#### Prompt
Gather each line in the entries that includes the string "product".

-- Data start --

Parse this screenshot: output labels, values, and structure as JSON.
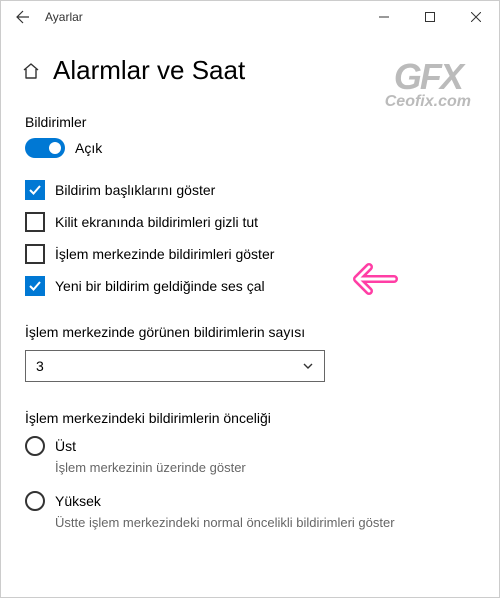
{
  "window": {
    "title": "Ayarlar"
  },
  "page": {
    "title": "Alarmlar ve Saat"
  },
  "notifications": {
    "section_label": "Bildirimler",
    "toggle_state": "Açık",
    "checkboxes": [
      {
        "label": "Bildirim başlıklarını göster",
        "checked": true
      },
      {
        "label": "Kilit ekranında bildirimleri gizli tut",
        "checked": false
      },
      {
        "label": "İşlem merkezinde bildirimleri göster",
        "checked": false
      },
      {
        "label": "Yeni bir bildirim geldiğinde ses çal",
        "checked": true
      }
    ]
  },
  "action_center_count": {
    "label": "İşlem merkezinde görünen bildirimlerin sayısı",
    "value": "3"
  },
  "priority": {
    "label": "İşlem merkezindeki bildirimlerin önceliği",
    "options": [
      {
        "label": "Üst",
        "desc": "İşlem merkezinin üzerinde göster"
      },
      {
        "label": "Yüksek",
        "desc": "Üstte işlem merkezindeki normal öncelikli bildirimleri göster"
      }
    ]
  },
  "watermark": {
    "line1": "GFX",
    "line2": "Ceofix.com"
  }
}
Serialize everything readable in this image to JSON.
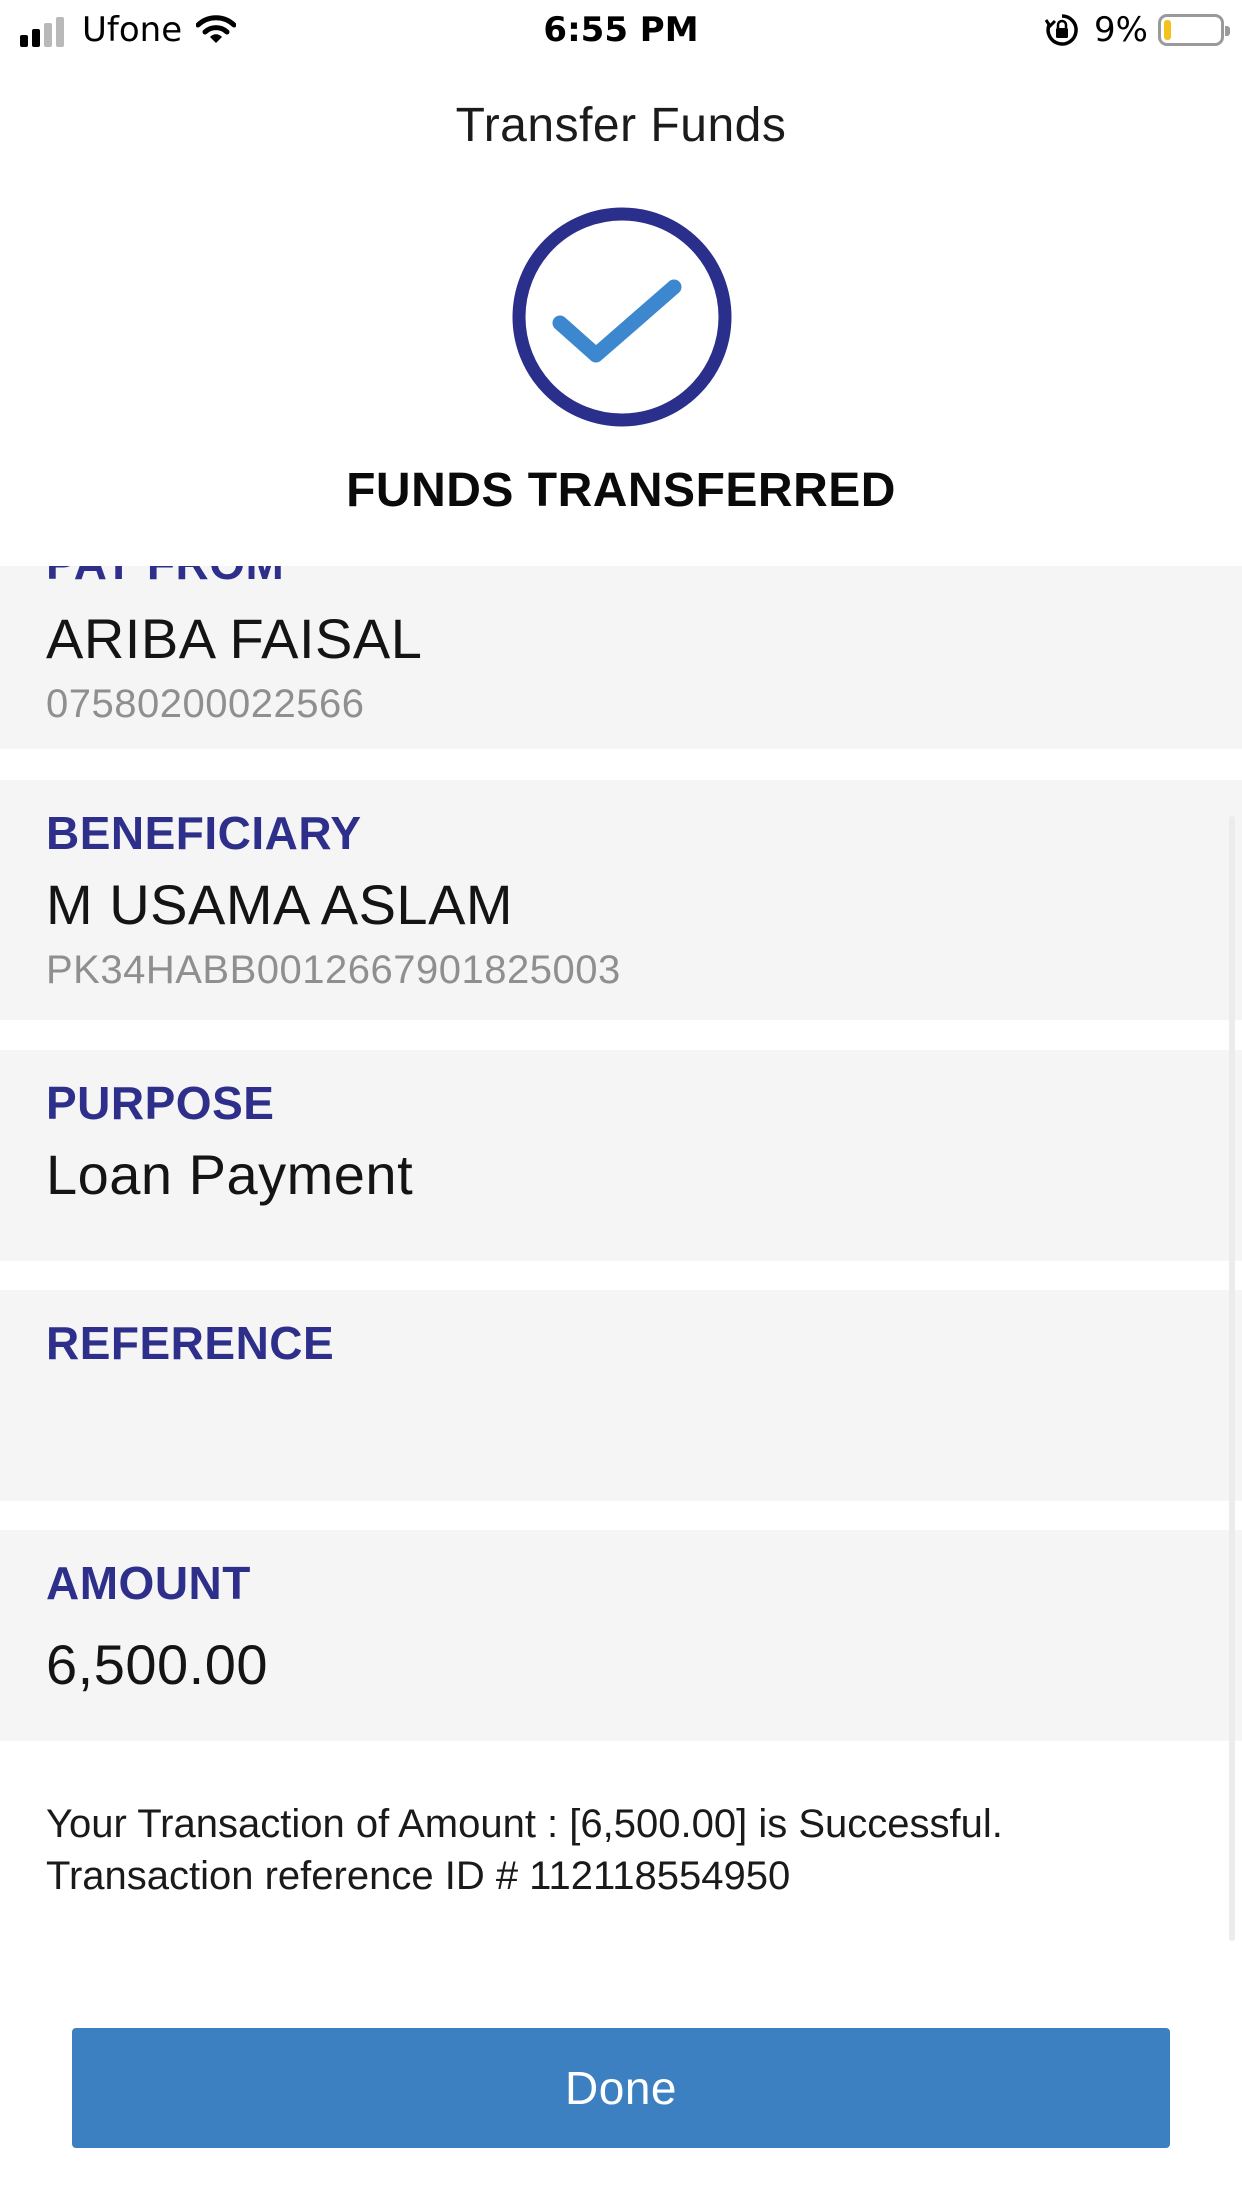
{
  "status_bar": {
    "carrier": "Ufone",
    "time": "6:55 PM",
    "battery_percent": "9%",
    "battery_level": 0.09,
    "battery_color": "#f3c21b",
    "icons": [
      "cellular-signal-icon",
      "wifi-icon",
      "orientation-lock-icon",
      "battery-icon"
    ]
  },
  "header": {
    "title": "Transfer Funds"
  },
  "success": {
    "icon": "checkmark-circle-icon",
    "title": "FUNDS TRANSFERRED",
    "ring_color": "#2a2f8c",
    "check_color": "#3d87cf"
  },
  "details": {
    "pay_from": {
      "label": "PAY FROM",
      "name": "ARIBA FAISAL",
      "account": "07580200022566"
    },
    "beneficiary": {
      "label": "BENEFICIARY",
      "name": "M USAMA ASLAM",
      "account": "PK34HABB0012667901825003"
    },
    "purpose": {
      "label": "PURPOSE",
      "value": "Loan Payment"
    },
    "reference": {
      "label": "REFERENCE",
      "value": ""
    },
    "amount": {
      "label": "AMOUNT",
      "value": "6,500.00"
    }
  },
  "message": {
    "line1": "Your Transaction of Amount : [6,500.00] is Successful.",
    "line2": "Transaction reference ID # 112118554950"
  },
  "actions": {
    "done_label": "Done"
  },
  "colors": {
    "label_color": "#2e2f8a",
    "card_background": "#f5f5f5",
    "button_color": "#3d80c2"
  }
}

-- Data end --
-- Data start --

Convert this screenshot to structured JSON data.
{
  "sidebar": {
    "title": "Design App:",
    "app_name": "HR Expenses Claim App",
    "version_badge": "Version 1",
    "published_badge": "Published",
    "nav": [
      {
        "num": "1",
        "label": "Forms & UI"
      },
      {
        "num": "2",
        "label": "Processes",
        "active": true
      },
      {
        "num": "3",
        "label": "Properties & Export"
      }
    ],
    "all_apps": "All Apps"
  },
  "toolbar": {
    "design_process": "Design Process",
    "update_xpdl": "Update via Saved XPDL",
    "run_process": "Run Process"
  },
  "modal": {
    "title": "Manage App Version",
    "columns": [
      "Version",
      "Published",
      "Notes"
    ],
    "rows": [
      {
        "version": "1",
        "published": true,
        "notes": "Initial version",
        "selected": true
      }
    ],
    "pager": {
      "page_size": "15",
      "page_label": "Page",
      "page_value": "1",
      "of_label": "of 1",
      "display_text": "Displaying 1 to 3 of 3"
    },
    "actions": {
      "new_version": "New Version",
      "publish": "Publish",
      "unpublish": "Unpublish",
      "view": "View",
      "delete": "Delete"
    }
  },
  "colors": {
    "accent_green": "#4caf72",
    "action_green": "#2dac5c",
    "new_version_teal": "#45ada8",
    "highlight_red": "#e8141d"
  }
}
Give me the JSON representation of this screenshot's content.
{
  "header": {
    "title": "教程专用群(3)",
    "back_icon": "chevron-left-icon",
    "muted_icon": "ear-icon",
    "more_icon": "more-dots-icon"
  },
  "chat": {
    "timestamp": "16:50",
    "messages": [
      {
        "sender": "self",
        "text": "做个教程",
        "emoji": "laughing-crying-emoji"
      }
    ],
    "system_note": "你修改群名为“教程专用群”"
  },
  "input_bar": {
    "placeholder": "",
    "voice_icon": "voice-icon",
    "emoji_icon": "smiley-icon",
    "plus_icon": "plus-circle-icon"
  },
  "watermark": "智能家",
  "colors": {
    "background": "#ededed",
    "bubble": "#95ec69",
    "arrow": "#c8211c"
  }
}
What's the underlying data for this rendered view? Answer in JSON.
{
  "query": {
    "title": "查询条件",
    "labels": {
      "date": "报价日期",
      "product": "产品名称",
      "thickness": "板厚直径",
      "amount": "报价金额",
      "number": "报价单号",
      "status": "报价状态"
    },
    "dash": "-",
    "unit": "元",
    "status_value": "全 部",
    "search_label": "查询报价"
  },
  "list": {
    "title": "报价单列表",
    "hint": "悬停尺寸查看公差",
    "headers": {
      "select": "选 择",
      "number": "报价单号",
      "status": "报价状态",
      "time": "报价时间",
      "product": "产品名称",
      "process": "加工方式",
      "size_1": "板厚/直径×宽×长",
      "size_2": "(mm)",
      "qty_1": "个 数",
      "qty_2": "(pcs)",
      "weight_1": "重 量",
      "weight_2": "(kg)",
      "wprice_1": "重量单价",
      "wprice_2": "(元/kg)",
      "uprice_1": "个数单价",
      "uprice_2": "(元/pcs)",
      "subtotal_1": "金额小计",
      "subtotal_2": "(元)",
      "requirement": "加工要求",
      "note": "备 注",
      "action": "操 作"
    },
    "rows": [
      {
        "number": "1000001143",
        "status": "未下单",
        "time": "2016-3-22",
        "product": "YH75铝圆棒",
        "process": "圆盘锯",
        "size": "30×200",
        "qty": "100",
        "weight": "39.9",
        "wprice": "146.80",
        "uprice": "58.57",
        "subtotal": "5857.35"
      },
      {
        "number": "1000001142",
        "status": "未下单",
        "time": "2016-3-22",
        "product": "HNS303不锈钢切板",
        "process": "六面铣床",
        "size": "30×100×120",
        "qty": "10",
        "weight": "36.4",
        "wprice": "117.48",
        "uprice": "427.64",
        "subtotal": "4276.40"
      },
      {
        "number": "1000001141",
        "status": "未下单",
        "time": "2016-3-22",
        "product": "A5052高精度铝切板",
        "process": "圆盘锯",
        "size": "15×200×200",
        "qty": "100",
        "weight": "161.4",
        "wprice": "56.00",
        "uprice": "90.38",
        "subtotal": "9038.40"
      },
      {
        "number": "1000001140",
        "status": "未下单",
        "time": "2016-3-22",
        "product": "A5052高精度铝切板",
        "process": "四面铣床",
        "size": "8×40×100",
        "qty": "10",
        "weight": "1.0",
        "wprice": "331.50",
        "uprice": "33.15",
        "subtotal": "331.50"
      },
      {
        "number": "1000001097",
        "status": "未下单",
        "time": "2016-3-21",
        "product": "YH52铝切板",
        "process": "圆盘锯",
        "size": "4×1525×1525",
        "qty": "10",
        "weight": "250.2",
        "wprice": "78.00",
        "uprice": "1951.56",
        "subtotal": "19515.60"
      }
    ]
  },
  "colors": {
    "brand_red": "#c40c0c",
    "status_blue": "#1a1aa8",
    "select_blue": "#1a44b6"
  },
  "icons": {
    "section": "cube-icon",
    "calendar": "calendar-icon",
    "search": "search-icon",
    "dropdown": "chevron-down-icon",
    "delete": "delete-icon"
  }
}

-- Data end --

#### Worked solution
      "product": "产品名称",
      "product": "产品名称",
        "product": "YH75铝圆棒",
        "product": "HNS303不锈钢切板",
        "product": "A5052高精度铝切板",
        "product": "A5052高精度铝切板",
        "product": "YH52铝切板",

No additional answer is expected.